## EXERCISE REQUIREMENTS:
For each line below that contains the string "number", copy that line.

## RECORDS PROVIDED:
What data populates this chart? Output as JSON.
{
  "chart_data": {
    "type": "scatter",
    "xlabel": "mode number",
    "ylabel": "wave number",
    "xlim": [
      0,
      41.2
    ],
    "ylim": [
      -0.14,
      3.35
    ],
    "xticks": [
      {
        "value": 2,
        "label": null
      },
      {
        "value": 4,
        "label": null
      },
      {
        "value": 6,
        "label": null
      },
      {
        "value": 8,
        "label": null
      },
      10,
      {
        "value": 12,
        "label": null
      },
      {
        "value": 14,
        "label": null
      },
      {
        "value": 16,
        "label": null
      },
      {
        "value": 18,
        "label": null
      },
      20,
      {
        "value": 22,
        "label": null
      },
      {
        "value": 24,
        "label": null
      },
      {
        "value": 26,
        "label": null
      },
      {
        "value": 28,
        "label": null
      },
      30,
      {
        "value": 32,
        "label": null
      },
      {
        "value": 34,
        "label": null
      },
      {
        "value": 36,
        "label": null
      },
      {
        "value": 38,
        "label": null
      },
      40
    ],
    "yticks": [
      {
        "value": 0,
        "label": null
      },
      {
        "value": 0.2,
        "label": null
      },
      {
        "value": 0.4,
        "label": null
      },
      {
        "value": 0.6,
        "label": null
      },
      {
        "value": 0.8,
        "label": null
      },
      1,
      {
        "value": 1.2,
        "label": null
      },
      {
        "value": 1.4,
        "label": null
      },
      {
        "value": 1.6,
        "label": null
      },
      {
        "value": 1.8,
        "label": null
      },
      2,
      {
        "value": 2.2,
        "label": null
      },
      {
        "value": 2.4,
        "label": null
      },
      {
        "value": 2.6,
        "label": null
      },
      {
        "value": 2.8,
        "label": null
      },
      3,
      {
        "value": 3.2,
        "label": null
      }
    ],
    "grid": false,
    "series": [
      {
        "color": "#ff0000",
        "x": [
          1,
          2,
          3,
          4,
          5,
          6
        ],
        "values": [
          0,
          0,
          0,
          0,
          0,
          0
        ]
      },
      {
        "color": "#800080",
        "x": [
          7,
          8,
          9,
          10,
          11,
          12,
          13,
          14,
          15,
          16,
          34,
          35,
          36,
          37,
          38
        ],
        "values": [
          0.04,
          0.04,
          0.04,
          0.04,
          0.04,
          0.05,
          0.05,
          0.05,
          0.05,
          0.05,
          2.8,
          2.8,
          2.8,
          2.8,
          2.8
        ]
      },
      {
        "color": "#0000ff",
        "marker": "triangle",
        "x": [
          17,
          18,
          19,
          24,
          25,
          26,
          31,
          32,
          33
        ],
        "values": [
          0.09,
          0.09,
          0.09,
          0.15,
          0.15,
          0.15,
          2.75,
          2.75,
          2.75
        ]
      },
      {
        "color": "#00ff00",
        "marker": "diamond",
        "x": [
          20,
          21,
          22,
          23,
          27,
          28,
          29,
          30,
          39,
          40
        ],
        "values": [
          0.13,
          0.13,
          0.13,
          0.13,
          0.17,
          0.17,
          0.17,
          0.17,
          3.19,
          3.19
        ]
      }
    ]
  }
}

## ANSWER TO THIS EXERCISE:
    "xlabel": "mode number",
    "ylabel": "wave number",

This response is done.